+++ Data supplied +++
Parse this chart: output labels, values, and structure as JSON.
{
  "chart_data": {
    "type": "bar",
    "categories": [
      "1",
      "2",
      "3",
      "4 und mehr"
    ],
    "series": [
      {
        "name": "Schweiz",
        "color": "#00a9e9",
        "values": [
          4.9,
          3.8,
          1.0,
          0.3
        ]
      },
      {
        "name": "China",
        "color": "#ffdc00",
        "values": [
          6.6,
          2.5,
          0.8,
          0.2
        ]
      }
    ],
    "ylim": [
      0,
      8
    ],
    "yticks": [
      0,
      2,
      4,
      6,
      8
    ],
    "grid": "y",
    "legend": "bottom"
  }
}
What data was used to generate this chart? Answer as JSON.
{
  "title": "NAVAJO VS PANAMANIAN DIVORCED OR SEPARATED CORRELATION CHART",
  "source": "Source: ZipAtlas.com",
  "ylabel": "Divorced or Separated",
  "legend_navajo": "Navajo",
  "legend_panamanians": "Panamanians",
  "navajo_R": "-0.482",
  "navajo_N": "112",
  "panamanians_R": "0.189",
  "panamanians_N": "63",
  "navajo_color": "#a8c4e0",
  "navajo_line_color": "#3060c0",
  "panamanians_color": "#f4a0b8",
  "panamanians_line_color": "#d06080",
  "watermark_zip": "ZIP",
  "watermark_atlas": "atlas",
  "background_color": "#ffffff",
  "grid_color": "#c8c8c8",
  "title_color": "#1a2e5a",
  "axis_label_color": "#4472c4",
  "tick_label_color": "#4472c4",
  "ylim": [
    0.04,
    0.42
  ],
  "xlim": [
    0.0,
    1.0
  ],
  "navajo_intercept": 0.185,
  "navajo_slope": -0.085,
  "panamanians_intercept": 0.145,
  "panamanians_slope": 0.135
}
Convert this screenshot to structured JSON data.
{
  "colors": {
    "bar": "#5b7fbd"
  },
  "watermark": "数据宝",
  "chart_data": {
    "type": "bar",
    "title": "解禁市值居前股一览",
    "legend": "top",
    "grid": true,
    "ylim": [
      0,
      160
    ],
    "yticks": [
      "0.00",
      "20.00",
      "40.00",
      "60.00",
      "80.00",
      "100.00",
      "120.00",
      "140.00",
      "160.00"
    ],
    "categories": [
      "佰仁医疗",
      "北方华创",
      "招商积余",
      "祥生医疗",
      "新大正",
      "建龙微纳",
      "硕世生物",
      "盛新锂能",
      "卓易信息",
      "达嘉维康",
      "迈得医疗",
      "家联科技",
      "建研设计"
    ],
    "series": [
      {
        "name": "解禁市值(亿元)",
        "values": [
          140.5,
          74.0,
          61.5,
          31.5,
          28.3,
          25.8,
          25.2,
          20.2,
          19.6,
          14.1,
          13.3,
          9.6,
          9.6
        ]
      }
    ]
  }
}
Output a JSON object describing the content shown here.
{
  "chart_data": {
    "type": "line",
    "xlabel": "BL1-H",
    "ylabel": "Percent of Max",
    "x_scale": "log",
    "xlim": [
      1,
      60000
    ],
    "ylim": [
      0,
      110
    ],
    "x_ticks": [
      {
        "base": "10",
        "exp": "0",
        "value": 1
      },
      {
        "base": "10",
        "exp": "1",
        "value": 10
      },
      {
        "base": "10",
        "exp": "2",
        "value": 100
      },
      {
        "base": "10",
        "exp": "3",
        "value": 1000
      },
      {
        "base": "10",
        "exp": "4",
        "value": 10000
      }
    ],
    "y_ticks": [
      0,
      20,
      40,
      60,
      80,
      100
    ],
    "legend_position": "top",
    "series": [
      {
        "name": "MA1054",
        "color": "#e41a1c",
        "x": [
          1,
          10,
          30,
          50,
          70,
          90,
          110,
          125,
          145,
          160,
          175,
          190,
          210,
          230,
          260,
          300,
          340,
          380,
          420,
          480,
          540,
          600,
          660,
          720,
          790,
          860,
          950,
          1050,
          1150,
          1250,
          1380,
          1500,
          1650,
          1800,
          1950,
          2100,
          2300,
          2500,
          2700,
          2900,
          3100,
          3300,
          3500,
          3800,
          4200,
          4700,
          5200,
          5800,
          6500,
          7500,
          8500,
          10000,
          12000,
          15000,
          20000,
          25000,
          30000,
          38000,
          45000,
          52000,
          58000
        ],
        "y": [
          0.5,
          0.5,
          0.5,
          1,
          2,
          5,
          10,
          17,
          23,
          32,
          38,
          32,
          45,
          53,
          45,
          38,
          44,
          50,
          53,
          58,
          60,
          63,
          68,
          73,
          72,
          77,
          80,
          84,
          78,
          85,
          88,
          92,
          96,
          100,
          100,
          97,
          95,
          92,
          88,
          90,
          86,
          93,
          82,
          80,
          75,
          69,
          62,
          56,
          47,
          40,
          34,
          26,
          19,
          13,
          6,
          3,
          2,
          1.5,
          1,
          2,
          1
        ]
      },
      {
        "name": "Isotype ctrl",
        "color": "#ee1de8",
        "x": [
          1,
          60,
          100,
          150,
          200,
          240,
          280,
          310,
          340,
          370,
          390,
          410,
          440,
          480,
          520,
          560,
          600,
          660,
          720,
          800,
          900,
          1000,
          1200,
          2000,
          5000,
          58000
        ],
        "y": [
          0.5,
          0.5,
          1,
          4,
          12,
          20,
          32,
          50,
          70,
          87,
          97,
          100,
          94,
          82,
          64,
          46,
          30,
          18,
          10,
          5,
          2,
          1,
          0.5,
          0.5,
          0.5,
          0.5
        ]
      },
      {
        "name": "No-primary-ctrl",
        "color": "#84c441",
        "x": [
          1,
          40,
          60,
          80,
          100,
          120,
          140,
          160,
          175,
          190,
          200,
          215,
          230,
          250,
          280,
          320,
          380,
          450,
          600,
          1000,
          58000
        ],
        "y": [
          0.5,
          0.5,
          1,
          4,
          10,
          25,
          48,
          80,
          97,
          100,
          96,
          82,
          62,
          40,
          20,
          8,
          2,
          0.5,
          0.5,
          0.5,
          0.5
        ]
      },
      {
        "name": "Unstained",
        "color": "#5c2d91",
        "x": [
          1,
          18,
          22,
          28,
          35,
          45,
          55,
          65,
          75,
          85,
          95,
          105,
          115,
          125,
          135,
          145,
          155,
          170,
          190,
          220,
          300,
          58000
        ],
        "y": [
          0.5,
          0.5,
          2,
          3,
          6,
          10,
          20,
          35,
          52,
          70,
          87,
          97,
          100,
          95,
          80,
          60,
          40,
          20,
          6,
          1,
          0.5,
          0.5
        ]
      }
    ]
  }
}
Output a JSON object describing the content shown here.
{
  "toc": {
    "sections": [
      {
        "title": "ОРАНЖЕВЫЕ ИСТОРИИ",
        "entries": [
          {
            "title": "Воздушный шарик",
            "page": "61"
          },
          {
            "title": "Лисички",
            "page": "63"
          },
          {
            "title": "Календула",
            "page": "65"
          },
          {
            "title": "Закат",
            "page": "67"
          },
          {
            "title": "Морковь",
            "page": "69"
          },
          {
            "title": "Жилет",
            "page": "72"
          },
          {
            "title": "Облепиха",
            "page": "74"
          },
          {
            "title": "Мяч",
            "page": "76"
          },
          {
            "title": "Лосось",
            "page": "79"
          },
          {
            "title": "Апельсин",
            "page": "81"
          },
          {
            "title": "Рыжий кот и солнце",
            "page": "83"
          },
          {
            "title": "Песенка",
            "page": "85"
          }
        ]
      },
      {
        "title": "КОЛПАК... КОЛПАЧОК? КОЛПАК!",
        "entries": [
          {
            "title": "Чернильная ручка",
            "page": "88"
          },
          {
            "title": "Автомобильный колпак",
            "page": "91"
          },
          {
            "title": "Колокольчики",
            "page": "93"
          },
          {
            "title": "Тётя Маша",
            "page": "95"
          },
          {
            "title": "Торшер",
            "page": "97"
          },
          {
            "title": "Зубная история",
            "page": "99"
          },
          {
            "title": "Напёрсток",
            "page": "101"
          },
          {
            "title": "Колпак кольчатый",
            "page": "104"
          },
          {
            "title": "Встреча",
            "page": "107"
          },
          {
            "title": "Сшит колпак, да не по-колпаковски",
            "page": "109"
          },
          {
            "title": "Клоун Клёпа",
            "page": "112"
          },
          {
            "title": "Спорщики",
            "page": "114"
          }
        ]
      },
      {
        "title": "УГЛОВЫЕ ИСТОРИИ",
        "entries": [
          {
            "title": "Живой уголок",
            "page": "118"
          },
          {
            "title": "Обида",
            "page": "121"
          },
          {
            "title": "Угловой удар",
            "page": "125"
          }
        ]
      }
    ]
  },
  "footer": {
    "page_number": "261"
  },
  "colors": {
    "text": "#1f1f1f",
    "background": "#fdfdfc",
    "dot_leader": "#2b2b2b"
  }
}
+++
▶ Task to carry out
Look for lines containing the string "JSON" and copy them all.

▶ Final answer
Parse this chart: output labels, values, and structure as JSON.
What data was used to generate this chart? Answer as JSON.
Convert this screenshot to structured JSON data.
Output a JSON object describing the content shown here.
Output a JSON object describing the content shown here.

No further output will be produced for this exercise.